--- Start ---
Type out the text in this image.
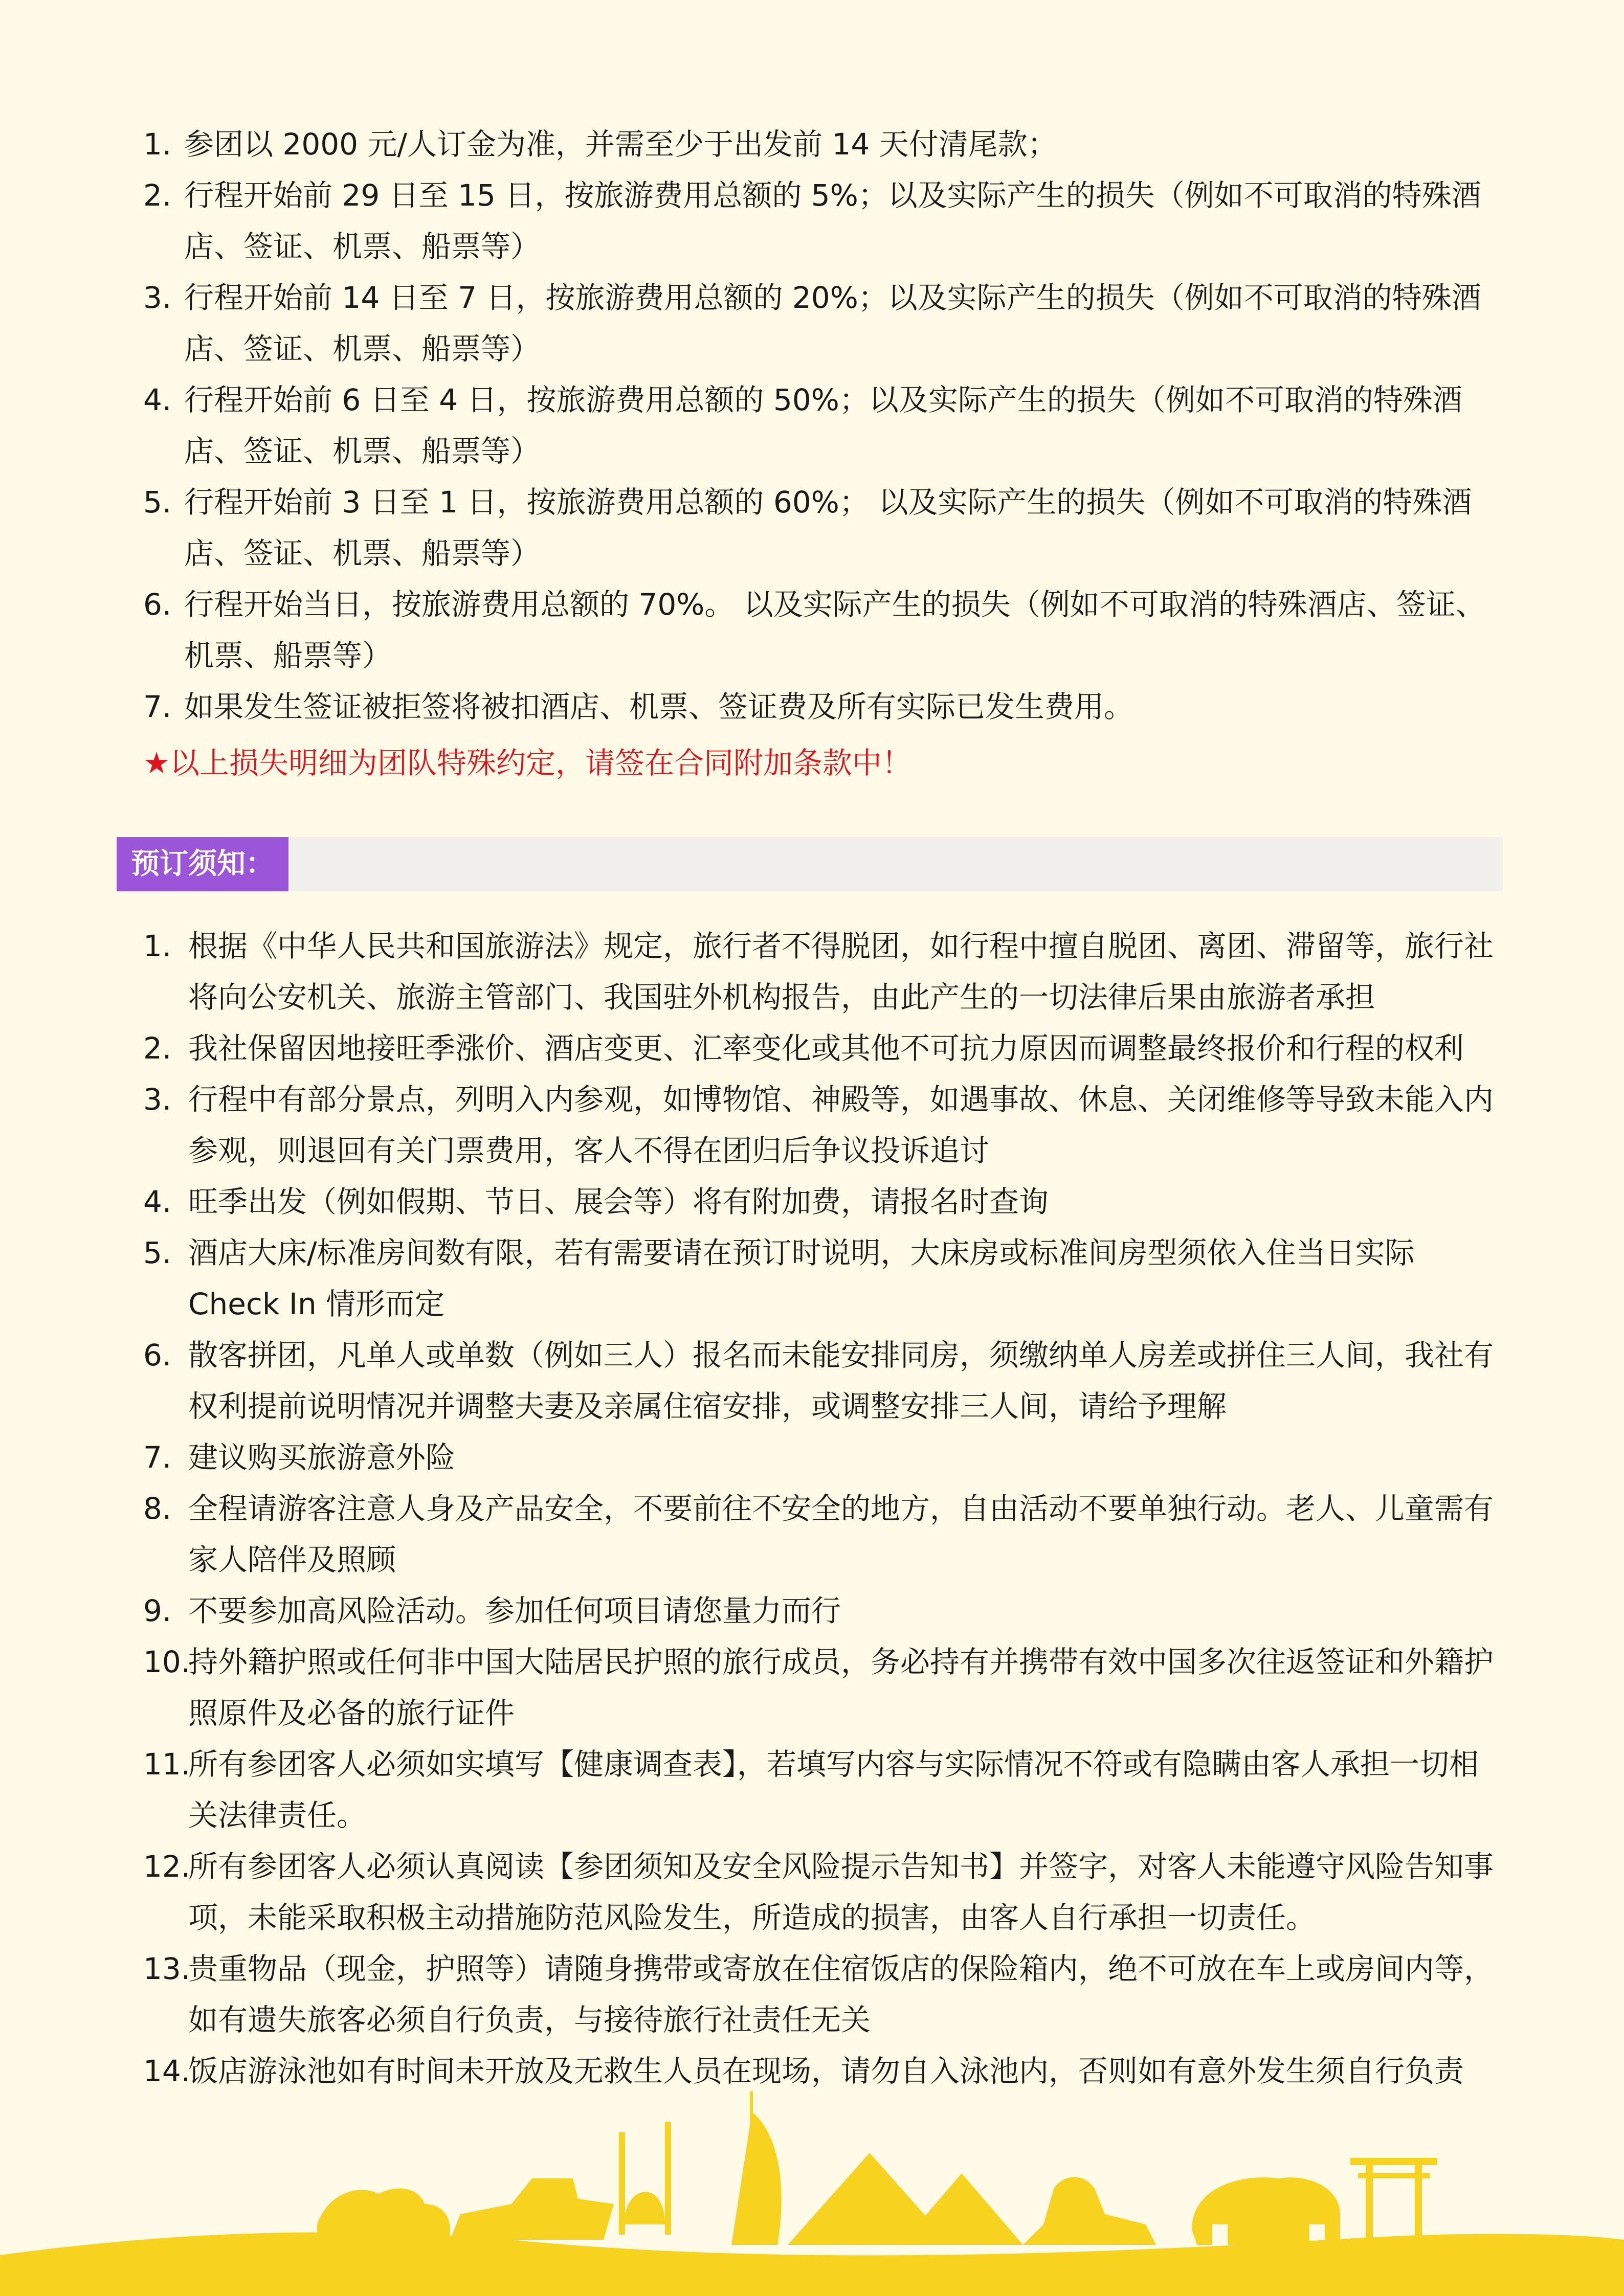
1. 参团以 2000 元/人订金为准，并需至少于出发前 14 天付清尾款；
2. 行程开始前 29 日至 15 日，按旅游费用总额的 5%；以及实际产生的损失（例如不可取消的特殊酒店、签证、机票、船票等）
3. 行程开始前 14 日至 7 日，按旅游费用总额的 20%；以及实际产生的损失（例如不可取消的特殊酒店、签证、机票、船票等）
4. 行程开始前 6 日至 4 日，按旅游费用总额的 50%；以及实际产生的损失（例如不可取消的特殊酒店、签证、机票、船票等）
5. 行程开始前 3 日至 1 日，按旅游费用总额的 60%； 以及实际产生的损失（例如不可取消的特殊酒店、签证、机票、船票等）
6. 行程开始当日，按旅游费用总额的 70%。 以及实际产生的损失（例如不可取消的特殊酒店、签证、机票、船票等）
7. 如果发生签证被拒签将被扣酒店、机票、签证费及所有实际已发生费用。
★以上损失明细为团队特殊约定，请签在合同附加条款中！
预订须知：
1. 根据《中华人民共和国旅游法》规定，旅行者不得脱团，如行程中擅自脱团、离团、滞留等，旅行社将向公安机关、旅游主管部门、我国驻外机构报告，由此产生的一切法律后果由旅游者承担
2. 我社保留因地接旺季涨价、酒店变更、汇率变化或其他不可抗力原因而调整最终报价和行程的权利
3. 行程中有部分景点，列明入内参观，如博物馆、神殿等，如遇事故、休息、关闭维修等导致未能入内参观，则退回有关门票费用，客人不得在团归后争议投诉追讨
4. 旺季出发（例如假期、节日、展会等）将有附加费，请报名时查询
5. 酒店大床/标准房间数有限，若有需要请在预订时说明，大床房或标准间房型须依入住当日实际 Check In 情形而定
6. 散客拼团，凡单人或单数（例如三人）报名而未能安排同房，须缴纳单人房差或拼住三人间，我社有权利提前说明情况并调整夫妻及亲属住宿安排，或调整安排三人间，请给予理解
7. 建议购买旅游意外险
8. 全程请游客注意人身及产品安全，不要前往不安全的地方，自由活动不要单独行动。老人、儿童需有家人陪伴及照顾
9. 不要参加高风险活动。参加任何项目请您量力而行
10.
持外籍护照或任何非中国大陆居民护照的旅行成员，务必持有并携带有效中国多次往返签证和外籍护照原件及必备的旅行证件
11.
所有参团客人必须如实填写【健康调查表】，若填写内容与实际情况不符或有隐瞒由客人承担一切相关法律责任。
12.
所有参团客人必须认真阅读【参团须知及安全风险提示告知书】并签字，对客人未能遵守风险告知事项，未能采取积极主动措施防范风险发生，所造成的损害，由客人自行承担一切责任。
13.
贵重物品（现金，护照等）请随身携带或寄放在住宿饭店的保险箱内，绝不可放在车上或房间内等，如有遗失旅客必须自行负责，与接待旅行社责任无关
14.
饭店游泳池如有时间未开放及无救生人员在现场，请勿自入泳池内，否则如有意外发生须自行负责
--- End ---
--- Stated exercise ---
Tell how many lines in the records above contain "按旅游费用总额的", giving the number and no other words.

--- The output ---
5